== Extracted information ==
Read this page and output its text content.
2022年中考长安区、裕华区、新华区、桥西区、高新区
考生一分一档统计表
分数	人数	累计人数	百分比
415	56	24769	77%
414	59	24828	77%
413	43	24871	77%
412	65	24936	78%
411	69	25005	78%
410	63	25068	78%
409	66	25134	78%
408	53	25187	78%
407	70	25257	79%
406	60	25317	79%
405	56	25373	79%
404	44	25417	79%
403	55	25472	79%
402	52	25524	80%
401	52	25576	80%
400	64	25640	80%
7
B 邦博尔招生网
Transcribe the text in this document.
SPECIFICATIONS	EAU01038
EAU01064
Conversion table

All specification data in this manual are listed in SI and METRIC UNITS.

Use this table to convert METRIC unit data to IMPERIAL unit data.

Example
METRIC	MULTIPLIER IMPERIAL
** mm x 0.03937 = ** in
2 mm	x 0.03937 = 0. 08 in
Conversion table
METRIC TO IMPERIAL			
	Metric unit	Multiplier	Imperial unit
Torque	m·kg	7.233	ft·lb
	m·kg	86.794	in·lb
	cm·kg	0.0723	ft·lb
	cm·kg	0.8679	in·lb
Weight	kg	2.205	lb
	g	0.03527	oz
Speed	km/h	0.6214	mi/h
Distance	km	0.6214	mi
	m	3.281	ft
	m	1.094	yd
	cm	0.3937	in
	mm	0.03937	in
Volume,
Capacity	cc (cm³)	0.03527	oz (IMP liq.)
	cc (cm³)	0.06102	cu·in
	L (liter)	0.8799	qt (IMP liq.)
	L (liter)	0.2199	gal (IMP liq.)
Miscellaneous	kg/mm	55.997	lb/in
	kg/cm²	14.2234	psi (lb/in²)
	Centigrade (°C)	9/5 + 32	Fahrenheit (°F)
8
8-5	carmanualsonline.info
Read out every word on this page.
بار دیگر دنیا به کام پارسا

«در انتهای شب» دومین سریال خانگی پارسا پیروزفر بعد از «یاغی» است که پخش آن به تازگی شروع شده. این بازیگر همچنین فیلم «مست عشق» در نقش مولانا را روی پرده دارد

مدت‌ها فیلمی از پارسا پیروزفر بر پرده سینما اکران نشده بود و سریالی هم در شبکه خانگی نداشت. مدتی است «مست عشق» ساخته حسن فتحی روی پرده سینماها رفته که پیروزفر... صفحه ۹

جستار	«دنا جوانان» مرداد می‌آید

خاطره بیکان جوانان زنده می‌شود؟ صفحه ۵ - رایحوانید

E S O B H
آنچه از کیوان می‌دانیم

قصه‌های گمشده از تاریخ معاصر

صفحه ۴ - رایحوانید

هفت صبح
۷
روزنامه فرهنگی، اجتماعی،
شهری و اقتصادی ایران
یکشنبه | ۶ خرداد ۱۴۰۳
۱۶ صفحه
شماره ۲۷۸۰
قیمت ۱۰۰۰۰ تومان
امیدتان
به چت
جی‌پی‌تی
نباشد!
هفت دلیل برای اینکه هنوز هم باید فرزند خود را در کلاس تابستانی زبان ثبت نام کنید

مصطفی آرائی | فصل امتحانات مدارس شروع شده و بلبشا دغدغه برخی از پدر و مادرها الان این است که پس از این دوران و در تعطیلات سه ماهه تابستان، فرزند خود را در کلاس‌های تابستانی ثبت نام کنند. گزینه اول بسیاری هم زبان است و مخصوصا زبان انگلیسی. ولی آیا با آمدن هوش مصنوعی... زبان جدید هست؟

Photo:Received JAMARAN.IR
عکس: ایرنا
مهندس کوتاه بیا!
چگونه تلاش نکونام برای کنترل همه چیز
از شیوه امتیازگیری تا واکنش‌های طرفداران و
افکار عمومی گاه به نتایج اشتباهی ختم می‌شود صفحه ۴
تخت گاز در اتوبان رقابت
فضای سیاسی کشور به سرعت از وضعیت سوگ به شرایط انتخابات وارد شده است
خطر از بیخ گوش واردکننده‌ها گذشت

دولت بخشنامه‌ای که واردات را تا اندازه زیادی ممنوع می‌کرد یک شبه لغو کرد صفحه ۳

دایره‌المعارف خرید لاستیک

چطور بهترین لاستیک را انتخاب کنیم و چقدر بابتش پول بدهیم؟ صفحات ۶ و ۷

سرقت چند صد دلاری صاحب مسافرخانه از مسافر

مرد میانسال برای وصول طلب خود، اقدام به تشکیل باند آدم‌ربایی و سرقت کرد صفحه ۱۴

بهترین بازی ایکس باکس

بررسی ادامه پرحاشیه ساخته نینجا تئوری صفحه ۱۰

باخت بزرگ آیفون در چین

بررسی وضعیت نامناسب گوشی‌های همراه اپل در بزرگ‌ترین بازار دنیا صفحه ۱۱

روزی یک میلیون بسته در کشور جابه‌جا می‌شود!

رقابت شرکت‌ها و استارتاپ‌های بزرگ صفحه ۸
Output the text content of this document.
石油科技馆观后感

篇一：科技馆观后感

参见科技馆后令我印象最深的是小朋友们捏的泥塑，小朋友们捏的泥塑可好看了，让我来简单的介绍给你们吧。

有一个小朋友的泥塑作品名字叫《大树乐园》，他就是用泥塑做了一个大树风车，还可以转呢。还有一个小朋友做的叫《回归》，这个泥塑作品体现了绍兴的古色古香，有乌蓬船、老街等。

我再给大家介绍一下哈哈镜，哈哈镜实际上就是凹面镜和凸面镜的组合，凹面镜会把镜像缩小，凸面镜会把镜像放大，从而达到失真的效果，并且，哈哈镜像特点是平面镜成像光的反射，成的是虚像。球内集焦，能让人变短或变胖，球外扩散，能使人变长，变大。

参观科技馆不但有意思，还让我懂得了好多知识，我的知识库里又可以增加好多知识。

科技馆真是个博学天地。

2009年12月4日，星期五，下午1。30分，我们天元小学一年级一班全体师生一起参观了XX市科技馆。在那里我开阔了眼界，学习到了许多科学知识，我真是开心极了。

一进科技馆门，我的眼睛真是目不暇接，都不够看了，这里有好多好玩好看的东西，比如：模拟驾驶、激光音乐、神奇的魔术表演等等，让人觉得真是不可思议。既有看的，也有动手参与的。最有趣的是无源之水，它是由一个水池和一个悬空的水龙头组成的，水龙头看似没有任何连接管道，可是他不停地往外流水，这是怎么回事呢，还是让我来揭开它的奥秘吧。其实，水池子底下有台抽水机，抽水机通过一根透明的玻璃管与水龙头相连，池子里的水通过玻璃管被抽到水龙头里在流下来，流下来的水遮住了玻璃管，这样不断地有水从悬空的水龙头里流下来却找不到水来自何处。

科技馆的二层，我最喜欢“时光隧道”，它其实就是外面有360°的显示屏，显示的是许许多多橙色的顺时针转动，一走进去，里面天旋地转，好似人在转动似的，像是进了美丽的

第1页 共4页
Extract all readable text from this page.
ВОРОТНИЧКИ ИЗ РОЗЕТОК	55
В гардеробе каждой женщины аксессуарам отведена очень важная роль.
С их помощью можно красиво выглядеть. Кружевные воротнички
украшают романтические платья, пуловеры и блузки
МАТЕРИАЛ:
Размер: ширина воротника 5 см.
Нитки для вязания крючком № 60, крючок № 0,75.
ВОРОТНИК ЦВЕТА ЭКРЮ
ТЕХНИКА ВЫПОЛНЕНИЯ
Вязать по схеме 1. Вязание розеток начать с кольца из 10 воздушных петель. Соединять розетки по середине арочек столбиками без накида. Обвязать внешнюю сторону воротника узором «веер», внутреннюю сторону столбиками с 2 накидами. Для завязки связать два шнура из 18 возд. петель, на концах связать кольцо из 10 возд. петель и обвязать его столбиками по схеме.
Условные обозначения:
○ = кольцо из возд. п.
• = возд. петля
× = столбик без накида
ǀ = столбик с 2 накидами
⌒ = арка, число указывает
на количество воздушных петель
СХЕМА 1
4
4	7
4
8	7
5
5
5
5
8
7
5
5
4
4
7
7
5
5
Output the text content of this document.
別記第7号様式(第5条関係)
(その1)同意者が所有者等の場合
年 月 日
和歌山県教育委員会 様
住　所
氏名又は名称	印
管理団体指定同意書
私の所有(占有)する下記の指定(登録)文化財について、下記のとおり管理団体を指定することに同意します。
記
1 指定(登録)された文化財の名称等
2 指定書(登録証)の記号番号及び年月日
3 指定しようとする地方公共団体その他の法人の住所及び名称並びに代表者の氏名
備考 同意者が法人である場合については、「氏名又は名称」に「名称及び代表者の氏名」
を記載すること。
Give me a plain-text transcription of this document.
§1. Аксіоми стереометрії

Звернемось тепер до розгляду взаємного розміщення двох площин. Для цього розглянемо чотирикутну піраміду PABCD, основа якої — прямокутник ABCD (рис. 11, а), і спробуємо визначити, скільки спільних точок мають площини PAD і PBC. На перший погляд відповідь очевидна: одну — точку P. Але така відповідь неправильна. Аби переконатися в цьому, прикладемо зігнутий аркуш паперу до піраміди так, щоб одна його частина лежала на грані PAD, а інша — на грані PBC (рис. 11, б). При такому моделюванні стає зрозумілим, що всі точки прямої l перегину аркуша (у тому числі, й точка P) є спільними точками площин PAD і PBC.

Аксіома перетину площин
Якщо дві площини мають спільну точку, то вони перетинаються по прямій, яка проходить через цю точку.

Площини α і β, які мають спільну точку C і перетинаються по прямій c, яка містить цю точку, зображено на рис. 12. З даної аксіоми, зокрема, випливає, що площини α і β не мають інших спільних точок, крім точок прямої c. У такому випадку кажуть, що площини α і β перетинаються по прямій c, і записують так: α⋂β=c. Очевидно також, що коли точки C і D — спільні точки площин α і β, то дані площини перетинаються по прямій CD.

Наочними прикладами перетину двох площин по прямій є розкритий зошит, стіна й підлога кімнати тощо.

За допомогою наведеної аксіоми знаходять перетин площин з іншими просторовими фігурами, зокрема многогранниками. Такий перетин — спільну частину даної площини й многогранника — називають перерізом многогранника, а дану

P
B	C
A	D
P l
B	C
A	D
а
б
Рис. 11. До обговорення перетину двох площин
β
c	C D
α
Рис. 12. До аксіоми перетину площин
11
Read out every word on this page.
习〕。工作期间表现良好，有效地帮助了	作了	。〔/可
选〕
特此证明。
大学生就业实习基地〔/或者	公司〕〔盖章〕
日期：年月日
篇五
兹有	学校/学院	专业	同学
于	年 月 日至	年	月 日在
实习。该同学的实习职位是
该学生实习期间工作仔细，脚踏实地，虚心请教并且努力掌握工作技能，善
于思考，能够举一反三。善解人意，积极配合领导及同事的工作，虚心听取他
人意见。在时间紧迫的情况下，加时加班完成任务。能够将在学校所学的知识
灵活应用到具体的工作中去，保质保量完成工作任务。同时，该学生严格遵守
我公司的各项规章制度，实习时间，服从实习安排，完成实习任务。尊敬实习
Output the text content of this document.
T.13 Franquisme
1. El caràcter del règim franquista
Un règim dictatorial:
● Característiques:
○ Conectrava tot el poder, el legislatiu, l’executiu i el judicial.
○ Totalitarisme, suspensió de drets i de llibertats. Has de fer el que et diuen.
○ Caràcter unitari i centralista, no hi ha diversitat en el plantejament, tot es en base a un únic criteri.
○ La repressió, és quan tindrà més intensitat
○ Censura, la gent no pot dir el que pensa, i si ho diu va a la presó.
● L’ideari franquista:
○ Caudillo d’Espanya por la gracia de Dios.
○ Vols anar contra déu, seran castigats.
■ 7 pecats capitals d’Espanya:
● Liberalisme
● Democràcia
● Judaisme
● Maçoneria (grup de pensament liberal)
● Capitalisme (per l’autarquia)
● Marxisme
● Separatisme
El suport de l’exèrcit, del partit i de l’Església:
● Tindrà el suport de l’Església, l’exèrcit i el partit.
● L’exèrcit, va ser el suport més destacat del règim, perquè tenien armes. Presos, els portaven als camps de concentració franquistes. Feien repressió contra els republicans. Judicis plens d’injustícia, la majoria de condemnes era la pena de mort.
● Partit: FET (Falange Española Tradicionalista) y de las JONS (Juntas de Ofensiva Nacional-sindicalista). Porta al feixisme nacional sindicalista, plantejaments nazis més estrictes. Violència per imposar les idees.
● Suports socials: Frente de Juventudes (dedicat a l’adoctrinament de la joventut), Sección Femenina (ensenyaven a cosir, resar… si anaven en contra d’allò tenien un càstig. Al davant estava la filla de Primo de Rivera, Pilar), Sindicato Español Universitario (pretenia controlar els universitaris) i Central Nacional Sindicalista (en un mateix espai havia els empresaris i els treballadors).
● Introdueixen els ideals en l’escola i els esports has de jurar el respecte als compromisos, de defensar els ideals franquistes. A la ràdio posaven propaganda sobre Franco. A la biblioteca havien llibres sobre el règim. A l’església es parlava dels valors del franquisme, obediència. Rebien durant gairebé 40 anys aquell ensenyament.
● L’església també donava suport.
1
===
● Work instructions: Locate the lines above that contain "دنیا" and copy them.

● Finished exercise:
بار دیگر دنیا به کام پارسا
بررسی وضعیت نامناسب گوشی‌های همراه اپل در بزرگ‌ترین بازار دنیا صفحه ۱۱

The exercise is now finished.